**PROBLEM**
Look through the material and tally each line bearing the word "ffffff". Give only the total.

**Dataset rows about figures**

☆ ☆ ☆

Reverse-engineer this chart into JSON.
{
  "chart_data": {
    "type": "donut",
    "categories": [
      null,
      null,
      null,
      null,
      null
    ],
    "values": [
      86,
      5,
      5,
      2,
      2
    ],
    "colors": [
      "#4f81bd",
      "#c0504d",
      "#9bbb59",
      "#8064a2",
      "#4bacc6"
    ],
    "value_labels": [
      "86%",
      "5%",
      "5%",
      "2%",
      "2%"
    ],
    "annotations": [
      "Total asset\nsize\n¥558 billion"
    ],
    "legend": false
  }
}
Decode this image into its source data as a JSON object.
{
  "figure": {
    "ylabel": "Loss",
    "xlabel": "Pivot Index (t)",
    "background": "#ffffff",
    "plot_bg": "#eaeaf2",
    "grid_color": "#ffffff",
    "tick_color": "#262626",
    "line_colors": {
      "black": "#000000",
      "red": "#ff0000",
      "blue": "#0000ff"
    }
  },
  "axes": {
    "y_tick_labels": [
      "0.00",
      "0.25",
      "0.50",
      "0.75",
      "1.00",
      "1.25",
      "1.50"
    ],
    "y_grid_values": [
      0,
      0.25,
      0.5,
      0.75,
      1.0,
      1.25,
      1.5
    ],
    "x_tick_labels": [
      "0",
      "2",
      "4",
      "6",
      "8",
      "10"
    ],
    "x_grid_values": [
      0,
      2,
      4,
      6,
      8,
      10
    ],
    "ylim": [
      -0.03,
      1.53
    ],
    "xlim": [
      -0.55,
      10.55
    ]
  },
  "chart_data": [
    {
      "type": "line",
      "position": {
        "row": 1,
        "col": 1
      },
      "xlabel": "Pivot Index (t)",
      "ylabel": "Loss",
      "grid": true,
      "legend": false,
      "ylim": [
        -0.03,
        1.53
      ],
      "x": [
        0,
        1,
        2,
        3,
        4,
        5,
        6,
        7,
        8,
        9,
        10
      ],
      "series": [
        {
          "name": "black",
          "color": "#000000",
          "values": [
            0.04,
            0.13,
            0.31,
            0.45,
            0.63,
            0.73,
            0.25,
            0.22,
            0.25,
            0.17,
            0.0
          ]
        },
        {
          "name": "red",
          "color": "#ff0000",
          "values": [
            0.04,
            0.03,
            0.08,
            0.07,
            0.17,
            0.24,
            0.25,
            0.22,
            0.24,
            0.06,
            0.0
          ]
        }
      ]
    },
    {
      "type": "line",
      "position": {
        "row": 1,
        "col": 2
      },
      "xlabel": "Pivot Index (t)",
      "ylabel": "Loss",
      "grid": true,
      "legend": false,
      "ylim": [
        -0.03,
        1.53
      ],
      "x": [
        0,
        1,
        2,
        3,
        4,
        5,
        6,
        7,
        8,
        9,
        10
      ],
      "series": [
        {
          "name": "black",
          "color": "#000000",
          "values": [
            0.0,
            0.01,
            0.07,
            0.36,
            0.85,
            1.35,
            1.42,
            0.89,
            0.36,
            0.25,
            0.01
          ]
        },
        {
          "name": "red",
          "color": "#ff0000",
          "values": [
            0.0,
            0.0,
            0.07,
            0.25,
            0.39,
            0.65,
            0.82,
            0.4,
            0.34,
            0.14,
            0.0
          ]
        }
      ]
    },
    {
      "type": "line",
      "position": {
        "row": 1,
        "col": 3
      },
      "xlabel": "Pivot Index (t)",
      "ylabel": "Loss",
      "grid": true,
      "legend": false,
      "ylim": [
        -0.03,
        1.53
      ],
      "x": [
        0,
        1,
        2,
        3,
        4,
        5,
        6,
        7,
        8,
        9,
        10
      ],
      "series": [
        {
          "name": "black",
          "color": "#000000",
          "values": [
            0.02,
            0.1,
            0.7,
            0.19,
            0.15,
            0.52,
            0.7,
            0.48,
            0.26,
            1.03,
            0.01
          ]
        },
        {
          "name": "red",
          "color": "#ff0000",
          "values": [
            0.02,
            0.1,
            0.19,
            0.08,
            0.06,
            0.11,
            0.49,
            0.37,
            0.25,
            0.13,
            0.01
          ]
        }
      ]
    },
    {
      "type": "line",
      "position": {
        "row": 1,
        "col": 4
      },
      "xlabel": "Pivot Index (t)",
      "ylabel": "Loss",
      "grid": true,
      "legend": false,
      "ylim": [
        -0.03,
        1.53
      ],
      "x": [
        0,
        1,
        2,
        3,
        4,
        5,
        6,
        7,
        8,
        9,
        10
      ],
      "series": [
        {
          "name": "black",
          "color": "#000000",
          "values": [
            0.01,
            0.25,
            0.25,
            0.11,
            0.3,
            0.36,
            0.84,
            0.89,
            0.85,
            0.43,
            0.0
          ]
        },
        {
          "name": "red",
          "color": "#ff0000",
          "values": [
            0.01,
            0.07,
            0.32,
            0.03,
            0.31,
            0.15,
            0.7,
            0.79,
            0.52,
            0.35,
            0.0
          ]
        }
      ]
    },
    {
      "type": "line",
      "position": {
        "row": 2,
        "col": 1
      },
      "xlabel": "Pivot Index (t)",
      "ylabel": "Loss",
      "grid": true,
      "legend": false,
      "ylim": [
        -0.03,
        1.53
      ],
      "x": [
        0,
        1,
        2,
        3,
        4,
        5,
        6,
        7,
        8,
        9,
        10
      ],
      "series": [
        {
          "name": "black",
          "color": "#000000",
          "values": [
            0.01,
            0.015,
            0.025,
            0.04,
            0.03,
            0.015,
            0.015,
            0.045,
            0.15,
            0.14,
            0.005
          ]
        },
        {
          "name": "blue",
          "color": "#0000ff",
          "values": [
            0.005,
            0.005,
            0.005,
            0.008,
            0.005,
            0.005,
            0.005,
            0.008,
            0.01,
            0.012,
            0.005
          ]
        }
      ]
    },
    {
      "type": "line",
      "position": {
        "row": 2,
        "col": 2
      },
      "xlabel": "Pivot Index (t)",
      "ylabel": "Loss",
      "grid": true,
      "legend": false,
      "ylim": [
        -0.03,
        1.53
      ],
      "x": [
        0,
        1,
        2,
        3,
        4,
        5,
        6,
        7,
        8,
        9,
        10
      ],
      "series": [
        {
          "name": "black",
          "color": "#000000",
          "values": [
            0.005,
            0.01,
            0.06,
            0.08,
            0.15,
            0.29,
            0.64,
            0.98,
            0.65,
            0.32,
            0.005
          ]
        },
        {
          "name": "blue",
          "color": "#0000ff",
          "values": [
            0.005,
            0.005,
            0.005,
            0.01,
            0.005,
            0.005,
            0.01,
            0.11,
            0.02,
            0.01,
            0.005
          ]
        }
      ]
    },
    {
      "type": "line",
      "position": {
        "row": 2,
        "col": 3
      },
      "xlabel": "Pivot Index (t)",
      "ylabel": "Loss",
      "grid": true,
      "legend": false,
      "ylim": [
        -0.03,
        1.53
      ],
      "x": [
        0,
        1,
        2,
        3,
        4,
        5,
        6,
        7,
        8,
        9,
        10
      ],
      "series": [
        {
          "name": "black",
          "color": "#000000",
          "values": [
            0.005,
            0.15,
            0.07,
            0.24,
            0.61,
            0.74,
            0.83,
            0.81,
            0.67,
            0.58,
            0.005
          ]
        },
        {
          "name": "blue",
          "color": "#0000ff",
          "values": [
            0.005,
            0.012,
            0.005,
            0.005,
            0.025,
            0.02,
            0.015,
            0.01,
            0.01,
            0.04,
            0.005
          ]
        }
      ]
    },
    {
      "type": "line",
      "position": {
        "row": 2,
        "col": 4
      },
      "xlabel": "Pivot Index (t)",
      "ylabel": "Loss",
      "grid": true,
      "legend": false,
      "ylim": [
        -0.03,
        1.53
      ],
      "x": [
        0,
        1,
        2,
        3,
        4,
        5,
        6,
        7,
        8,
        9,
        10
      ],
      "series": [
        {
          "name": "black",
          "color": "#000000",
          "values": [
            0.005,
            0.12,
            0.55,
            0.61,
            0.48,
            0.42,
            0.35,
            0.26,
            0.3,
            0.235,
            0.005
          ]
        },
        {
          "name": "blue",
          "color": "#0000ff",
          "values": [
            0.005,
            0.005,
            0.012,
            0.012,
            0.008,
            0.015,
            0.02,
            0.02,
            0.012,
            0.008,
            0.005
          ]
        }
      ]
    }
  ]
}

☆ ☆ ☆

**FINISHED TASK**
2